Avoir raison avec... Niki de Saint Phalle 2/5 : Un art féministe
À propos des hommes, Niki de Saint Phalle dira qu’elle leur a volé le feu, qu’il faut les séduire pour les détruire et que les machos furent ses muses. Des propos volontairement provocants qui témoignent de la puissance de sa révolte, à la fois artistique et féministe..
Niki de Saint Phalle, artiste française du XXe siècle, exprime son féminisme à travers ses œuvres plutôt que par des engagements politiques. Contrairement à des mouvements comme le Mouvement de libération des femmes (MLF), elle évite les structures militantes, préférant une approche artistique radicale. Son féminisme se manifeste dès les années 1960, une époque où les femmes artistes étaient rares dans des domaines comme la sculpture, alors dominés par les hommes. Camille Morineau, historienne de l'art et commissaire d'expositions, souligne que Niki de Saint Phalle a « proclamé le féminisme un peu avant tout le monde » en créant une mythologie féministe avant même que le terme ne soit largement popularisé. Ses interventions publiques, comme à la radio ou à la télévision, renforcent cette dimension révolutionnaire.

* [CONSIGNES]
**A.** D'après le texte sur Niki de Saint Phalle, à partir de quelle décennie son féminisme se manifeste-t-il ?
**B.** Poursuivez le texte sur le féminisme de Niki de Saint Phalle après sa dernière phrase.

* [DONNÉES DE L'EXERCICE]
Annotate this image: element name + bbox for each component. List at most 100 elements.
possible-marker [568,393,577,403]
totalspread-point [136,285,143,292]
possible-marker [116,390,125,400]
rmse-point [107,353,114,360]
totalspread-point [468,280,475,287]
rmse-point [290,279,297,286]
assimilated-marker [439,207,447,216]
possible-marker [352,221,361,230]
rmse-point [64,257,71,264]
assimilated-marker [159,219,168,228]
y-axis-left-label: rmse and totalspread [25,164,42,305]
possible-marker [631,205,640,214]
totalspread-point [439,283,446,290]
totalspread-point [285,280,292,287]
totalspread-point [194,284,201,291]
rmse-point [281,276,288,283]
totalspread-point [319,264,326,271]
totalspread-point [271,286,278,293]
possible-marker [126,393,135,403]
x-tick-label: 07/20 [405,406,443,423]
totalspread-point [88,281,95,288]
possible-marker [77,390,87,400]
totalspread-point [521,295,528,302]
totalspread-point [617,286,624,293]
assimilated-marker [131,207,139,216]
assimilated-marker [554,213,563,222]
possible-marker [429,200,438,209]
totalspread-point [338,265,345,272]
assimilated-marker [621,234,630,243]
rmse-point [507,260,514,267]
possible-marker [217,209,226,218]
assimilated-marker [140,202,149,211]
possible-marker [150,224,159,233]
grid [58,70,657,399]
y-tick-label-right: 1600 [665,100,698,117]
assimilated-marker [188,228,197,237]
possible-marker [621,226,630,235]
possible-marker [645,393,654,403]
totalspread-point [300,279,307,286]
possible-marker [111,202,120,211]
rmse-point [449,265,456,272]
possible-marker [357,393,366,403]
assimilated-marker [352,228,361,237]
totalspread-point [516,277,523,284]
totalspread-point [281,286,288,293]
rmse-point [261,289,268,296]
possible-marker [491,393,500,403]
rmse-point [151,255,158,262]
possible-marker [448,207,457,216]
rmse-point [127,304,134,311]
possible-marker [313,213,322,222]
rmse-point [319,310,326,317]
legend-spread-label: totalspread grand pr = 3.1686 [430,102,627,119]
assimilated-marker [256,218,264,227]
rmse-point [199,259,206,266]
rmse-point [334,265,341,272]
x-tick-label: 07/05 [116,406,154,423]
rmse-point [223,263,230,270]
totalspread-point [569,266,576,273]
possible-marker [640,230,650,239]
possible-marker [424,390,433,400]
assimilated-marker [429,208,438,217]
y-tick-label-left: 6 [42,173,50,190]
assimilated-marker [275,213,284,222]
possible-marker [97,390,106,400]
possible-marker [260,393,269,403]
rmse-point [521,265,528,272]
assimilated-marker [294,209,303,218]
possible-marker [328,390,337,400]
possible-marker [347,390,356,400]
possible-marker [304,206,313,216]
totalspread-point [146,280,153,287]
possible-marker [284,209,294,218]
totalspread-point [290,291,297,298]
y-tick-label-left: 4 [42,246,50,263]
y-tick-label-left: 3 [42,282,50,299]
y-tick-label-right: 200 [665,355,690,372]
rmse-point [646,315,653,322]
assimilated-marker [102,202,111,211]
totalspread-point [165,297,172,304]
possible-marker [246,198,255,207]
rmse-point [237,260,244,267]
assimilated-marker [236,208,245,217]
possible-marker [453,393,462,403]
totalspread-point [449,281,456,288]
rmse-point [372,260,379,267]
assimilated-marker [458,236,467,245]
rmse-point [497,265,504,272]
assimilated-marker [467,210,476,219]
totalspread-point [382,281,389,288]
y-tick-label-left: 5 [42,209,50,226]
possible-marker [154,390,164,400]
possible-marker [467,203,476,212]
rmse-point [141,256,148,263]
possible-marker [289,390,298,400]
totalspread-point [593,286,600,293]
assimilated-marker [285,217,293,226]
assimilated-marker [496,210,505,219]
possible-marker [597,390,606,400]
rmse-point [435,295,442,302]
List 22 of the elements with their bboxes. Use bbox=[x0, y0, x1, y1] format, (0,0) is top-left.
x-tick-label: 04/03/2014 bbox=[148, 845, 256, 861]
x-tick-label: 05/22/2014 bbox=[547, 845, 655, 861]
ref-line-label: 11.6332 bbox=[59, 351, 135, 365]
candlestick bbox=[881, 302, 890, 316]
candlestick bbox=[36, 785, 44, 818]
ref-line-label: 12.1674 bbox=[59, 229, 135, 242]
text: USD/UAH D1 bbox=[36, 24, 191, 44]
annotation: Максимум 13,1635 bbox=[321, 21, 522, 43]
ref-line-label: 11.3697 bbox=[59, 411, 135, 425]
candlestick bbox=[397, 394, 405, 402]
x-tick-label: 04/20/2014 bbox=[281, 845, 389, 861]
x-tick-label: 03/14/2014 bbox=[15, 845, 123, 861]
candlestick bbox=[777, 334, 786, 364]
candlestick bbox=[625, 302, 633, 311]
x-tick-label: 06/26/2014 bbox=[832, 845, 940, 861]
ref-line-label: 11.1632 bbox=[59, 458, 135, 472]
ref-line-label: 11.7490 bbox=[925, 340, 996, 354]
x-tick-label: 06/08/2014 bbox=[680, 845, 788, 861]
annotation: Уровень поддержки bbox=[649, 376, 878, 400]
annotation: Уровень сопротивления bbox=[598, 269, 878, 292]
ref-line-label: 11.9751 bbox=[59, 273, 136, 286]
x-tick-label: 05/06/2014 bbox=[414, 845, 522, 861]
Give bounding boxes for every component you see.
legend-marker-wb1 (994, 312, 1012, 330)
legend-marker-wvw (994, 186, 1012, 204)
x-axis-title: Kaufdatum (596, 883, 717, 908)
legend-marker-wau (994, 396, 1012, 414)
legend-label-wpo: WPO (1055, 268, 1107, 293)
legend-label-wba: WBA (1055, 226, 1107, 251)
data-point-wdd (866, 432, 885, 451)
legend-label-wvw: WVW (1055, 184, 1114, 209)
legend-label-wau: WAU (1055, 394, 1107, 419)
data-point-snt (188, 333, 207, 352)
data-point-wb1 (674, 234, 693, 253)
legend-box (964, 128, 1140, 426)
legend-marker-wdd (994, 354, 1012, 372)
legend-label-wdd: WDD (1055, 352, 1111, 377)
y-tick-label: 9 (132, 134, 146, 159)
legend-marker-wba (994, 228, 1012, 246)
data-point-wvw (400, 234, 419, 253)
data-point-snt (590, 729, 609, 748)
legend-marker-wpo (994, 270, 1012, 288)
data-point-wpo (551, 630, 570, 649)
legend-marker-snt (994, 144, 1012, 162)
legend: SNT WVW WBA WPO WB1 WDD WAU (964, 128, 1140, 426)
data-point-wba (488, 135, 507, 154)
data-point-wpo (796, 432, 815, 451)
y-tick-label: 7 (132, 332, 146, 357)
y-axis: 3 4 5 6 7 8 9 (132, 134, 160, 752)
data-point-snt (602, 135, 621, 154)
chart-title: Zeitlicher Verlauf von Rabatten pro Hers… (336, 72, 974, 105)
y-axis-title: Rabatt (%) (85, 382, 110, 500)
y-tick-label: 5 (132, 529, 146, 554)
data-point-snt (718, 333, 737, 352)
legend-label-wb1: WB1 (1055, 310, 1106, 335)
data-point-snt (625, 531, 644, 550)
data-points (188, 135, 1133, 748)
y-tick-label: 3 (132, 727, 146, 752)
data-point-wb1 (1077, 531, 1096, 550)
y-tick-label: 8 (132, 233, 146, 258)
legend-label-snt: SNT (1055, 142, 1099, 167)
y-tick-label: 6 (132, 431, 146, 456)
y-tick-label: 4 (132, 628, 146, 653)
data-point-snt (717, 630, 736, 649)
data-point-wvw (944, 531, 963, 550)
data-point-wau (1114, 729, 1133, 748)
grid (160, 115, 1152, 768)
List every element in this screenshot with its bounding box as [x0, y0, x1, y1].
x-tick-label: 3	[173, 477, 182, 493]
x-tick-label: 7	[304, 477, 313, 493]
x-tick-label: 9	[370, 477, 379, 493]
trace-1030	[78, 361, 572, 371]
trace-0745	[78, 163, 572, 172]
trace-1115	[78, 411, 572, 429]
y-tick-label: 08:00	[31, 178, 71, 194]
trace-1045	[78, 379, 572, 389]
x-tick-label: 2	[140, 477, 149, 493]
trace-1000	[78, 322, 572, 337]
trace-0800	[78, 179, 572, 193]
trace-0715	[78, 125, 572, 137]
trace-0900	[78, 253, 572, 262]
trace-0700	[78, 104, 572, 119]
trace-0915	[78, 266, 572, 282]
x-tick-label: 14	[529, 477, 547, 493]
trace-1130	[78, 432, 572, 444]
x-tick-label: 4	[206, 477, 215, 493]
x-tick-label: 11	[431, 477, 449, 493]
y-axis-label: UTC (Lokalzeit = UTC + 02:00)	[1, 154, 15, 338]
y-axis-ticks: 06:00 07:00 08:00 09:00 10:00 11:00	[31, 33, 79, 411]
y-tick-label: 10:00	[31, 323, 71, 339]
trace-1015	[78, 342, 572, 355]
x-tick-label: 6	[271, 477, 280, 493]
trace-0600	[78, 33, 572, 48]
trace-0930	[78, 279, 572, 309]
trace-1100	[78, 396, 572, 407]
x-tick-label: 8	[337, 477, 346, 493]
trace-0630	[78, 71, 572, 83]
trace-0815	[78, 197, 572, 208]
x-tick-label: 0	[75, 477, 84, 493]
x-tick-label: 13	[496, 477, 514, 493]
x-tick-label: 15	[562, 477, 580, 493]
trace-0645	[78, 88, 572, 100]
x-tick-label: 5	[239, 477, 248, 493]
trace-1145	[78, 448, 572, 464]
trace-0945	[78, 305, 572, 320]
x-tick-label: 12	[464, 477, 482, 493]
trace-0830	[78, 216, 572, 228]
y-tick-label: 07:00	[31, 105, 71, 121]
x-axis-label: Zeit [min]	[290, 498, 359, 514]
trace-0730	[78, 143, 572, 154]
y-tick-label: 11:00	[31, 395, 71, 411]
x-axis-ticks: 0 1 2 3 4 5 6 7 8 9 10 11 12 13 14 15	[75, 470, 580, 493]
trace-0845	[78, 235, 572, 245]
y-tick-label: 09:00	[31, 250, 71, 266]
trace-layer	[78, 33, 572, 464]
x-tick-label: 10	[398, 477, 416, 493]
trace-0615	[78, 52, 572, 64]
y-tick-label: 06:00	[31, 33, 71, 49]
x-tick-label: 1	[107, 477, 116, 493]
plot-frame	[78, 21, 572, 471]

* [LISTE DES RÉPONSES]
**A.** Dès les années 1960.

**B.**
Parmi les œuvres les plus emblématiques de Niki de Saint Phalle figurent ses séances de tirs, où elle utilise une carabine pour perforer des poches de peinture disposées sur des structures en plâtre. Ces performances, réalisées dès 1961, ont une portée subversive et féministe. L'artiste se présente elle-même comme une « terroriste de l'art », une expression qui reflète son rejet des normes sociales et artistiques de l'époque. Ces tirs symbolisent une révolte contre les attentes traditionnelles imposées aux femmes, tout en revendiquant une forme de puissance créatrice. Ces œuvres précèdent et annoncent sa série des Nanas, où le corps féminin devient le support d'une affirmation artistique et politique.
Les Nanas sont des sculptures monumentales représentant des figures féminines colorées, joyeuses et parfois provocantes, comme des guerrières ou des déesses. Leur nom s'inspire de plusieurs sources : une nanny de l'artiste, une héroïne de Zola, ou simplement le terme familier pour désigner une femme, en opposition au masculin. Contrairement aux représentations stéréotypées de l'époque, ces œuvres célèbrent la diversité des corps féminins : enceintes, en maillot de bain, ou aux peaux foncées. Niki de Saint Phalle envisage de les installer dans l'espace public, un milieu alors entièrement masculin dans les années 1950-1960. Selon Camille Morineau, cette idée de « mettre le corps féminin coloré dans l'espace public est complètement nouvelle et extraordinaire ». Les Nanas incarnent ainsi une forme de féminisme joyeux et accessible, loin des discours militants traditionnels.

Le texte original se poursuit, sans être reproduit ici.